--- START Information shown ---

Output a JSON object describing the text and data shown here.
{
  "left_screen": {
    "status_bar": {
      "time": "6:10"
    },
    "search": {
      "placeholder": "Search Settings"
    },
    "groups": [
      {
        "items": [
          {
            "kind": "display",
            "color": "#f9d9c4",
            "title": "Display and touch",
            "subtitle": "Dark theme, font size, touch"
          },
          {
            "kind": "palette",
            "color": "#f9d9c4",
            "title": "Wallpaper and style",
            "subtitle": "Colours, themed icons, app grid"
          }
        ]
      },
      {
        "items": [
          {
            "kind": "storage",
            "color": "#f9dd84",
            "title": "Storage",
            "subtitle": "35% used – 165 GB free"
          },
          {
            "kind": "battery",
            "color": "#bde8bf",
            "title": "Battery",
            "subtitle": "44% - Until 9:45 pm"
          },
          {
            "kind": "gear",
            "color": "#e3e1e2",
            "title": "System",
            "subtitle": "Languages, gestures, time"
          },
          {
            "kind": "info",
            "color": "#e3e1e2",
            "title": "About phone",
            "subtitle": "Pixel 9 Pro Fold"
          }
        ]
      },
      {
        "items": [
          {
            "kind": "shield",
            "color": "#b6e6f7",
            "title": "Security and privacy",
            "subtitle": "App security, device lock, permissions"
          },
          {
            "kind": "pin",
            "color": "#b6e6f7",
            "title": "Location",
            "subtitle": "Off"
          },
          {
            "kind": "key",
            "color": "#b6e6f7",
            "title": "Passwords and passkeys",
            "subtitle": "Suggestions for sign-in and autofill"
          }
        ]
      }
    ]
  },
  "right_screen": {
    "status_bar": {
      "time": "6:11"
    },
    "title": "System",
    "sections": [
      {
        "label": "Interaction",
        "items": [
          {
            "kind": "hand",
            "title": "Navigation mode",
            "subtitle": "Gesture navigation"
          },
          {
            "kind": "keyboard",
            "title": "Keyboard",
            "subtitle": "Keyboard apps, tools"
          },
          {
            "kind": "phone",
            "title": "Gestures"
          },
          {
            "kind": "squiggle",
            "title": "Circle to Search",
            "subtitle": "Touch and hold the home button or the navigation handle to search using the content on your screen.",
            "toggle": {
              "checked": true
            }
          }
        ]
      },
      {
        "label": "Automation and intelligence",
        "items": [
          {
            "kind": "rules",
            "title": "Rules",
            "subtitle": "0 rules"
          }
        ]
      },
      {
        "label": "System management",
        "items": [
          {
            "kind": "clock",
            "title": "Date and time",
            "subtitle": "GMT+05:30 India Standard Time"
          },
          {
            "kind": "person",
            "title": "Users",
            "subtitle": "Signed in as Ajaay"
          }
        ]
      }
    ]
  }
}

--- END Information shown ---

**Problem to solve**
From the records above, extract every line exactly as it stands.

**Expected output**
Output a JSON object describing the text and data shown here.
{
  "left_screen": {
    "status_bar": {
      "time": "6:10"
    },
    "search": {
      "placeholder": "Search Settings"
    },
    "groups": [
      {
        "items": [
          {
            "kind": "display",
            "color": "#f9d9c4",
            "title": "Display and touch",
            "subtitle": "Dark theme, font size, touch"
          },
          {
            "kind": "palette",
            "color": "#f9d9c4",
            "title": "Wallpaper and style",
            "subtitle": "Colours, themed icons, app grid"
          }
        ]
      },
      {
        "items": [
          {
            "kind": "storage",
            "color": "#f9dd84",
            "title": "Storage",
            "subtitle": "35% used – 165 GB free"
          },
          {
            "kind": "battery",
            "color": "#bde8bf",
            "title": "Battery",
            "subtitle": "44% - Until 9:45 pm"
          },
          {
            "kind": "gear",
            "color": "#e3e1e2",
            "title": "System",
            "subtitle": "Languages, gestures, time"
          },
          {
            "kind": "info",
            "color": "#e3e1e2",
            "title": "About phone",
            "subtitle": "Pixel 9 Pro Fold"
          }
        ]
      },
      {
        "items": [
          {
            "kind": "shield",
            "color": "#b6e6f7",
            "title": "Security and privacy",
            "subtitle": "App security, device lock, permissions"
          },
          {
            "kind": "pin",
            "color": "#b6e6f7",
            "title": "Location",
            "subtitle": "Off"
          },
          {
            "kind": "key",
            "color": "#b6e6f7",
            "title": "Passwords and passkeys",
            "subtitle": "Suggestions for sign-in and autofill"
          }
        ]
      }
    ]
  },
  "right_screen": {
    "status_bar": {
      "time": "6:11"
    },
    "title": "System",
    "sections": [
      {
        "label": "Interaction",
        "items": [
          {
            "kind": "hand",
            "title": "Navigation mode",
            "subtitle": "Gesture navigation"
          },
          {
            "kind": "keyboard",
            "title": "Keyboard",
            "subtitle": "Keyboard apps, tools"
          },
          {
            "kind": "phone",
            "title": "Gestures"
          },
          {
            "kind": "squiggle",
            "title": "Circle to Search",
            "subtitle": "Touch and hold the home button or the navigation handle to search using the content on your screen.",
            "toggle": {
              "checked": true
            }
          }
        ]
      },
      {
        "label": "Automation and intelligence",
        "items": [
          {
            "kind": "rules",
            "title": "Rules",
            "subtitle": "0 rules"
          }
        ]
      },
      {
        "label": "System management",
        "items": [
          {
            "kind": "clock",
            "title": "Date and time",
            "subtitle": "GMT+05:30 India Standard Time"
          },
          {
            "kind": "person",
            "title": "Users",
            "subtitle": "Signed in as Ajaay"
          }
        ]
      }
    ]
  }
}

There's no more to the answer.